>> start Information shown
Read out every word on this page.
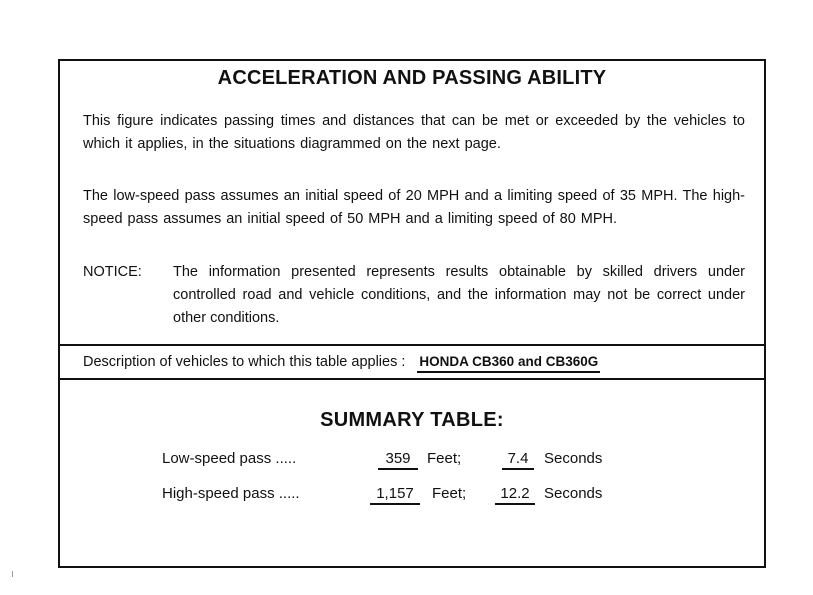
ACCELERATION AND PASSING ABILITY
This figure indicates passing times and distances that can be met or exceeded by the vehicles to which it applies, in the situations diagrammed on the next page.
The low-speed pass assumes an initial speed of 20 MPH and a limiting speed of 35 MPH. The high-speed pass assumes an initial speed of 50 MPH and a limiting speed of 80 MPH.
NOTICE: The information presented represents results obtainable by skilled drivers under controlled road and vehicle conditions, and the information may not be correct under other conditions.
Description of vehicles to which this table applies : HONDA CB360 and CB360G
SUMMARY TABLE:
Low-speed pass .....	359	Feet;	7.4	Seconds
High-speed pass .....	1,157	Feet;	12.2 Seconds
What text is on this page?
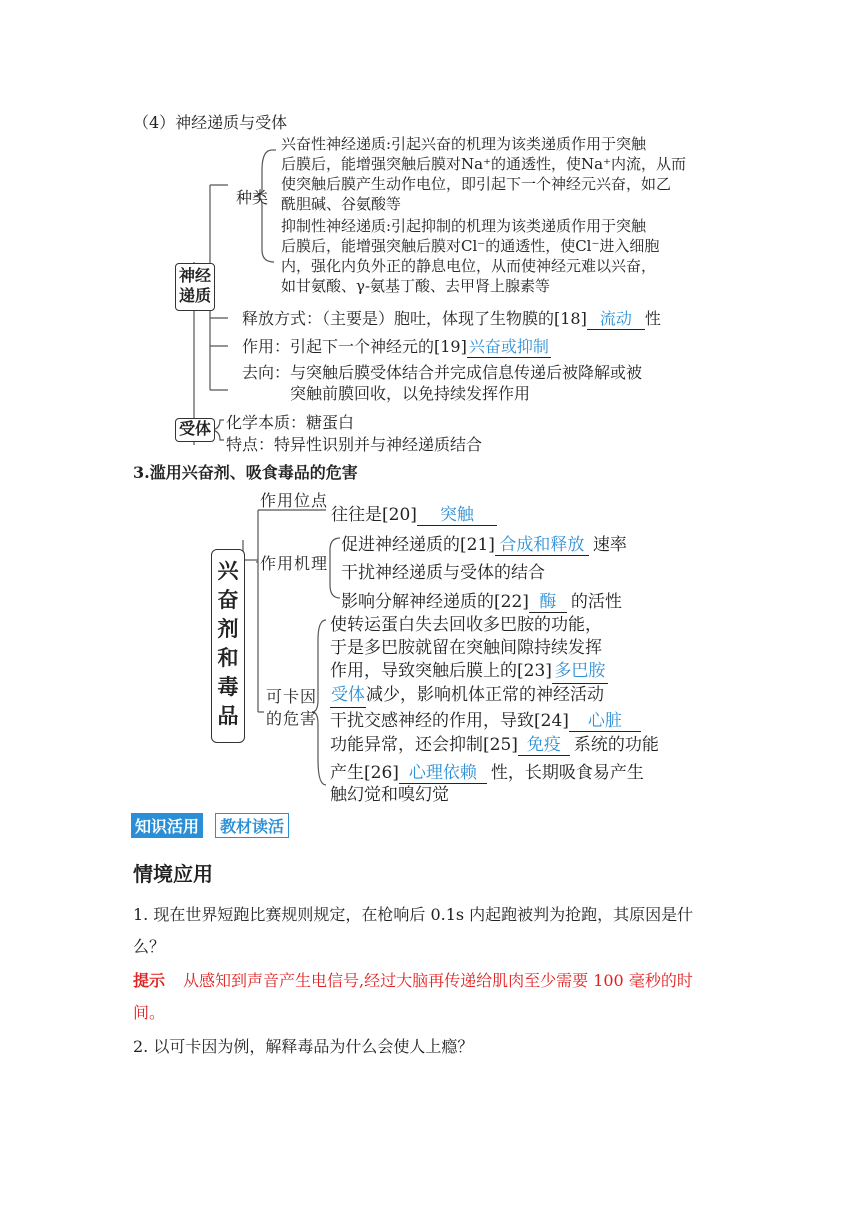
（4）神经递质与受体
神经
递质
种类
兴奋性神经递质:引起兴奋的机理为该类递质作用于突触
后膜后，能增强突触后膜对Na⁺的通透性，使Na⁺内流，从而
使突触后膜产生动作电位，即引起下一个神经元兴奋，如乙
酰胆碱、谷氨酸等
抑制性神经递质:引起抑制的机理为该类递质作用于突触
后膜后，能增强突触后膜对Cl⁻的通透性，使Cl⁻进入细胞
内，强化内负外正的静息电位，从而使神经元难以兴奋，
如甘氨酸、γ-氨基丁酸、去甲肾上腺素等
释放方式：（主要是）胞吐，体现了生物膜的[18] 流动 性
作用：引起下一个神经元的[19] 兴奋或抑制
去向：与突触后膜受体结合并完成信息传递后被降解或被
突触前膜回收，以免持续发挥作用
受体 化学本质：糖蛋白
特点：特异性识别并与神经递质结合
3.滥用兴奋剂、吸食毒品的危害
兴
奋
剂
和
毒
品
作用位点
往往是[20] 突触
作用机理
促进神经递质的[21] 合成和释放 速率
干扰神经递质与受体的结合
影响分解神经递质的[22] 酶 的活性
可卡因
的危害
使转运蛋白失去回收多巴胺的功能，
于是多巴胺就留在突触间隙持续发挥
作用，导致突触后膜上的[23] 多巴胺
受体减少，影响机体正常的神经活动
干扰交感神经的作用，导致[24] 心脏
功能异常，还会抑制[25] 免疫 系统的功能
产生[26] 心理依赖 性，长期吸食易产生
触幻觉和嗅幻觉
知识活用	教材读活
情境应用
1. 现在世界短跑比赛规则规定，在枪响后 0.1s 内起跑被判为抢跑，其原因是什
么？
提示 从感知到声音产生电信号,经过大脑再传递给肌肉至少需要 100 毫秒的时
间。
2. 以可卡因为例，解释毒品为什么会使人上瘾？
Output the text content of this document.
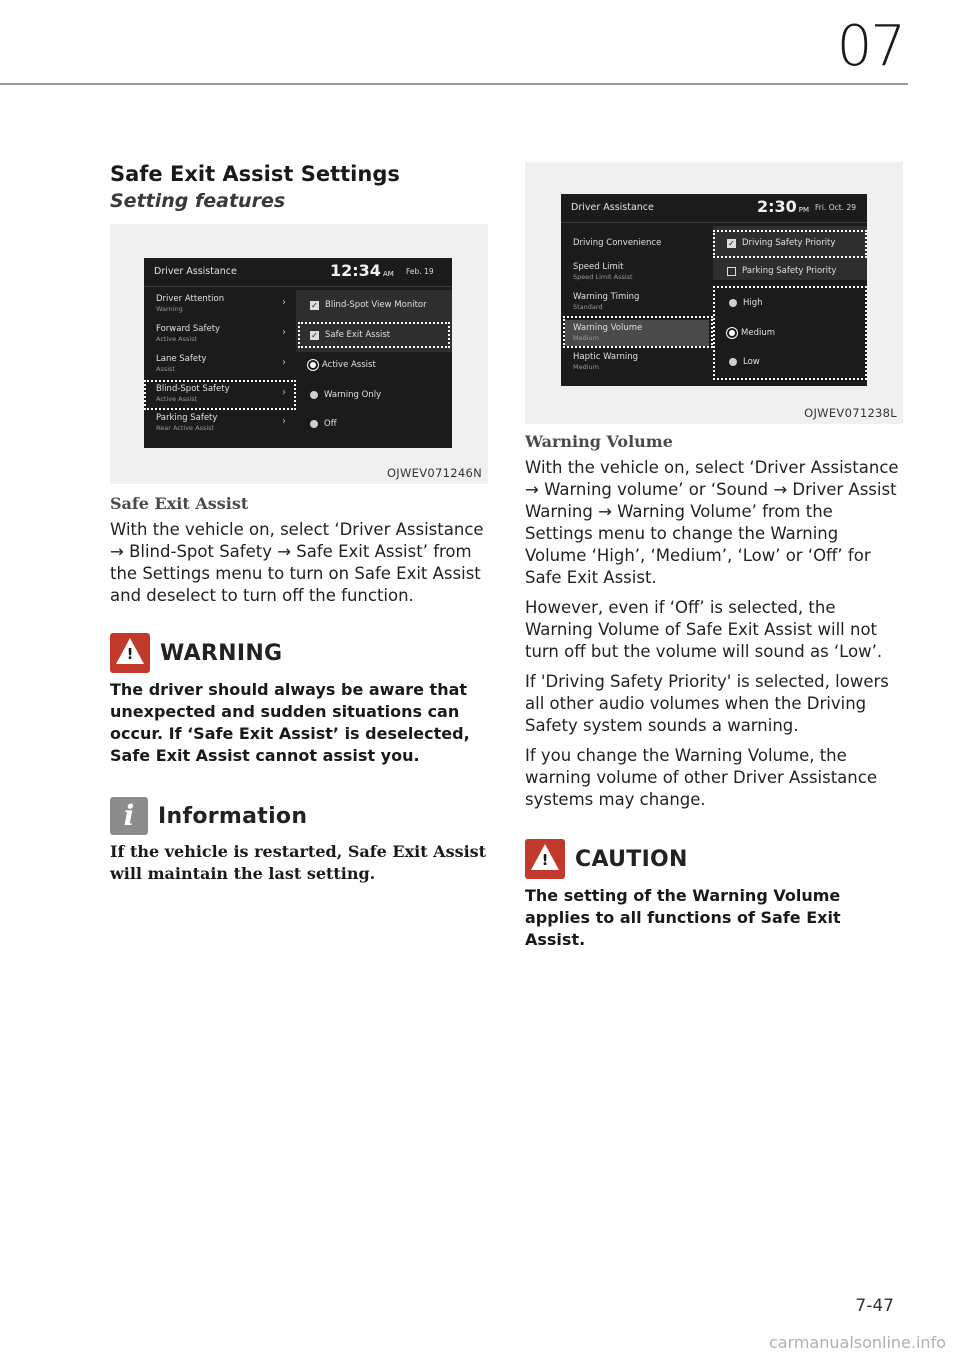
07
Safe Exit Assist Settings
Setting features
Driver Assistance	12:34 AM Feb. 19
Driver Attention
Warning
›
Forward Safety
Active Assist
›
Lane Safety
Assist
›
Blind-Spot Safety
Active Assist
›
Parking Safety
Rear Active Assist
›
✓ Blind-Spot View Monitor
✓ Safe Exit Assist
Active Assist
Warning Only
Off
OJWEV071246N
Safe Exit Assist
With the vehicle on, select ‘Driver Assistance → Blind-Spot Safety → Safe Exit Assist’ from the Settings menu to turn on Safe Exit Assist and deselect to turn off the function.
!	WARNING
The driver should always be aware that unexpected and sudden situations can occur. If ‘Safe Exit Assist’ is deselected, Safe Exit Assist cannot assist you.
i	Information
If the vehicle is restarted, Safe Exit Assist will maintain the last setting.
Driver Assistance	2:30 PM Fri. Oct. 29
Driving Convenience
Speed Limit
Speed Limit Assist
Warning Timing
Standard
Warning Volume
Medium
Haptic Warning
Medium
✓ Driving Safety Priority
Parking Safety Priority
High
Medium
Low
OJWEV071238L
Warning Volume
With the vehicle on, select ‘Driver Assistance → Warning volume’ or ‘Sound → Driver Assist Warning → Warning Volume’ from the Settings menu to change the Warning Volume ‘High’, ‘Medium’, ‘Low’ or ‘Off’ for Safe Exit Assist.
However, even if ‘Off’ is selected, the Warning Volume of Safe Exit Assist will not turn off but the volume will sound as ‘Low’.
If 'Driving Safety Priority' is selected, lowers all other audio volumes when the Driving Safety system sounds a warning.
If you change the Warning Volume, the warning volume of other Driver Assistance systems may change.
!	CAUTION
The setting of the Warning Volume applies to all functions of Safe Exit Assist.
7-47
carmanualsonline.info
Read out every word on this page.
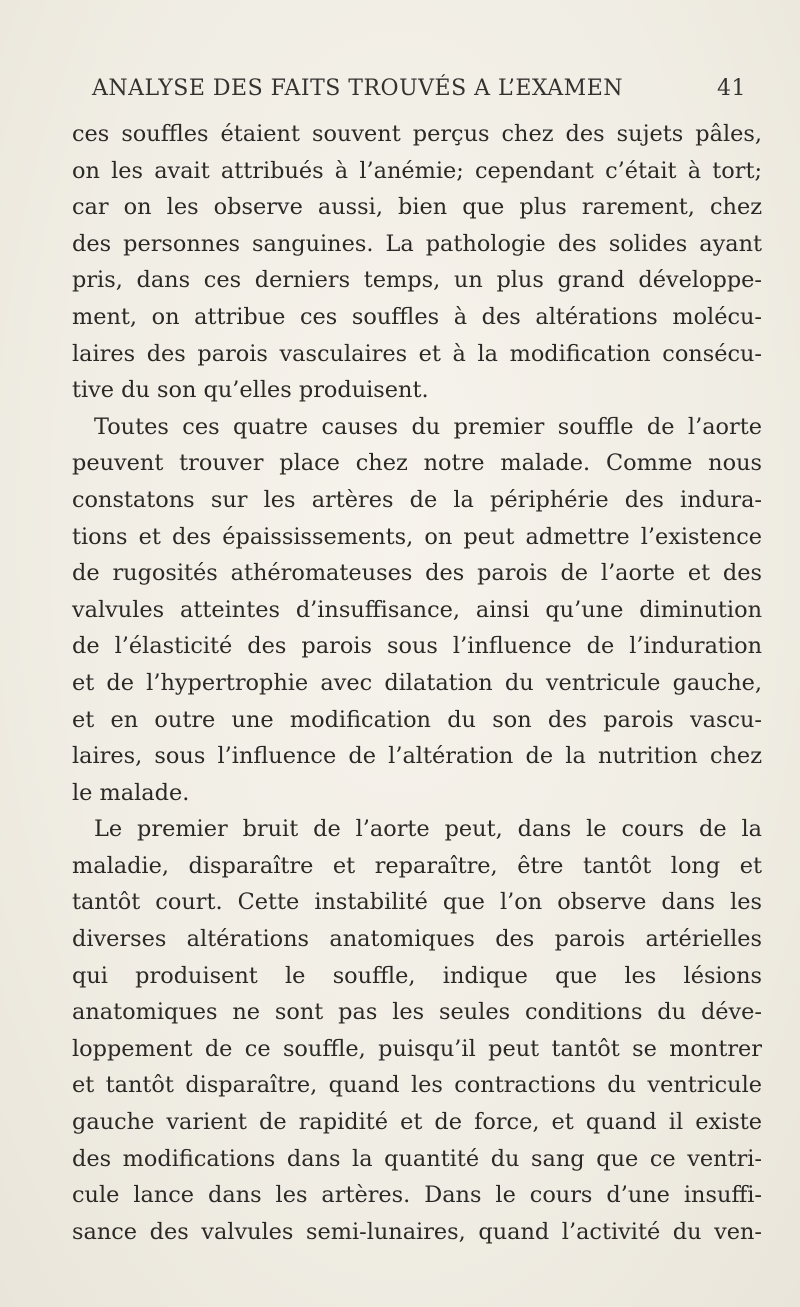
ANALYSE DES FAITS TROUVÉS A L’EXAMEN	41
ces souffles étaient souvent perçus chez des sujets pâles,
on les avait attribués à l’anémie; cependant c’était à tort;
car on les observe aussi, bien que plus rarement, chez
des personnes sanguines. La pathologie des solides ayant
pris, dans ces derniers temps, un plus grand développe-
ment, on attribue ces souffles à des altérations molécu-
laires des parois vasculaires et à la modification consécu-
tive du son qu’elles produisent.
Toutes ces quatre causes du premier souffle de l’aorte
peuvent trouver place chez notre malade. Comme nous
constatons sur les artères de la périphérie des indura-
tions et des épaississements, on peut admettre l’existence
de rugosités athéromateuses des parois de l’aorte et des
valvules atteintes d’insuffisance, ainsi qu’une diminution
de l’élasticité des parois sous l’influence de l’induration
et de l’hypertrophie avec dilatation du ventricule gauche,
et en outre une modification du son des parois vascu-
laires, sous l’influence de l’altération de la nutrition chez
le malade.
Le premier bruit de l’aorte peut, dans le cours de la
maladie, disparaître et reparaître, être tantôt long et
tantôt court. Cette instabilité que l’on observe dans les
diverses altérations anatomiques des parois artérielles
qui produisent le souffle, indique que les lésions
anatomiques ne sont pas les seules conditions du déve-
loppement de ce souffle, puisqu’il peut tantôt se montrer
et tantôt disparaître, quand les contractions du ventricule
gauche varient de rapidité et de force, et quand il existe
des modifications dans la quantité du sang que ce ventri-
cule lance dans les artères. Dans le cours d’une insuffi-
sance des valvules semi-lunaires, quand l’activité du ven-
>> end Information shown
Except for the pictures, reproduce every line exactly.

Read out every word on this page.
ACCELERATION AND PASSING ABILITY
This figure indicates passing times and distances that can be met or exceeded by the vehicles to which it applies, in the situations diagrammed on the next page.
The low-speed pass assumes an initial speed of 20 MPH and a limiting speed of 35 MPH. The high-speed pass assumes an initial speed of 50 MPH and a limiting speed of 80 MPH.
NOTICE: The information presented represents results obtainable by skilled drivers under controlled road and vehicle conditions, and the information may not be correct under other conditions.
Description of vehicles to which this table applies : HONDA CB360 and CB360G
SUMMARY TABLE:
Low-speed pass .....	359	Feet;	7.4	Seconds
High-speed pass .....	1,157	Feet;	12.2 Seconds
What text is on this page?
（4）神经递质与受体
神经
递质
种类
兴奋性神经递质:引起兴奋的机理为该类递质作用于突触
后膜后，能增强突触后膜对Na⁺的通透性，使Na⁺内流，从而
使突触后膜产生动作电位，即引起下一个神经元兴奋，如乙
酰胆碱、谷氨酸等
抑制性神经递质:引起抑制的机理为该类递质作用于突触
后膜后，能增强突触后膜对Cl⁻的通透性，使Cl⁻进入细胞
内，强化内负外正的静息电位，从而使神经元难以兴奋，
如甘氨酸、γ-氨基丁酸、去甲肾上腺素等
释放方式：（主要是）胞吐，体现了生物膜的[18] 流动 性
作用：引起下一个神经元的[19] 兴奋或抑制
去向：与突触后膜受体结合并完成信息传递后被降解或被
突触前膜回收，以免持续发挥作用
受体 化学本质：糖蛋白
特点：特异性识别并与神经递质结合
3.滥用兴奋剂、吸食毒品的危害
兴
奋
剂
和
毒
品
作用位点
往往是[20] 突触
作用机理
促进神经递质的[21] 合成和释放 速率
干扰神经递质与受体的结合
影响分解神经递质的[22] 酶 的活性
可卡因
的危害
使转运蛋白失去回收多巴胺的功能，
于是多巴胺就留在突触间隙持续发挥
作用，导致突触后膜上的[23] 多巴胺
受体减少，影响机体正常的神经活动
干扰交感神经的作用，导致[24] 心脏
功能异常，还会抑制[25] 免疫 系统的功能
产生[26] 心理依赖 性，长期吸食易产生
触幻觉和嗅幻觉
知识活用	教材读活
情境应用
1. 现在世界短跑比赛规则规定，在枪响后 0.1s 内起跑被判为抢跑，其原因是什
么？
提示 从感知到声音产生电信号,经过大脑再传递给肌肉至少需要 100 毫秒的时
间。
2. 以可卡因为例，解释毒品为什么会使人上瘾？
Output the text content of this document.
07
Safe Exit Assist Settings
Setting features
Driver Assistance	12:34 AM Feb. 19
Driver Attention
Warning
›
Forward Safety
Active Assist
›
Lane Safety
Assist
›
Blind-Spot Safety
Active Assist
›
Parking Safety
Rear Active Assist
›
✓ Blind-Spot View Monitor
✓ Safe Exit Assist
Active Assist
Warning Only
Off
OJWEV071246N
Safe Exit Assist
With the vehicle on, select ‘Driver Assistance → Blind-Spot Safety → Safe Exit Assist’ from the Settings menu to turn on Safe Exit Assist and deselect to turn off the function.
!	WARNING
The driver should always be aware that unexpected and sudden situations can occur. If ‘Safe Exit Assist’ is deselected, Safe Exit Assist cannot assist you.
i	Information
If the vehicle is restarted, Safe Exit Assist will maintain the last setting.
Driver Assistance	2:30 PM Fri. Oct. 29
Driving Convenience
Speed Limit
Speed Limit Assist
Warning Timing
Standard
Warning Volume
Medium
Haptic Warning
Medium
✓ Driving Safety Priority
Parking Safety Priority
High
Medium
Low
OJWEV071238L
Warning Volume
With the vehicle on, select ‘Driver Assistance → Warning volume’ or ‘Sound → Driver Assist Warning → Warning Volume’ from the Settings menu to change the Warning Volume ‘High’, ‘Medium’, ‘Low’ or ‘Off’ for Safe Exit Assist.
However, even if ‘Off’ is selected, the Warning Volume of Safe Exit Assist will not turn off but the volume will sound as ‘Low’.
If 'Driving Safety Priority' is selected, lowers all other audio volumes when the Driving Safety system sounds a warning.
If you change the Warning Volume, the warning volume of other Driver Assistance systems may change.
!	CAUTION
The setting of the Warning Volume applies to all functions of Safe Exit Assist.
7-47
carmanualsonline.info
Read out every word on this page.
ANALYSE DES FAITS TROUVÉS A L’EXAMEN	41
ces souffles étaient souvent perçus chez des sujets pâles,
on les avait attribués à l’anémie; cependant c’était à tort;
car on les observe aussi, bien que plus rarement, chez
des personnes sanguines. La pathologie des solides ayant
pris, dans ces derniers temps, un plus grand développe-
ment, on attribue ces souffles à des altérations molécu-
laires des parois vasculaires et à la modification consécu-
tive du son qu’elles produisent.
Toutes ces quatre causes du premier souffle de l’aorte
peuvent trouver place chez notre malade. Comme nous
constatons sur les artères de la périphérie des indura-
tions et des épaississements, on peut admettre l’existence
de rugosités athéromateuses des parois de l’aorte et des
valvules atteintes d’insuffisance, ainsi qu’une diminution
de l’élasticité des parois sous l’influence de l’induration
et de l’hypertrophie avec dilatation du ventricule gauche,
et en outre une modification du son des parois vascu-
laires, sous l’influence de l’altération de la nutrition chez
le malade.
Le premier bruit de l’aorte peut, dans le cours de la
maladie, disparaître et reparaître, être tantôt long et
tantôt court. Cette instabilité que l’on observe dans les
diverses altérations anatomiques des parois artérielles
qui produisent le souffle, indique que les lésions
anatomiques ne sont pas les seules conditions du déve-
loppement de ce souffle, puisqu’il peut tantôt se montrer
et tantôt disparaître, quand les contractions du ventricule
gauche varient de rapidité et de force, et quand il existe
des modifications dans la quantité du sang que ce ventri-
cule lance dans les artères. Dans le cours d’une insuffi-
sance des valvules semi-lunaires, quand l’activité du ven-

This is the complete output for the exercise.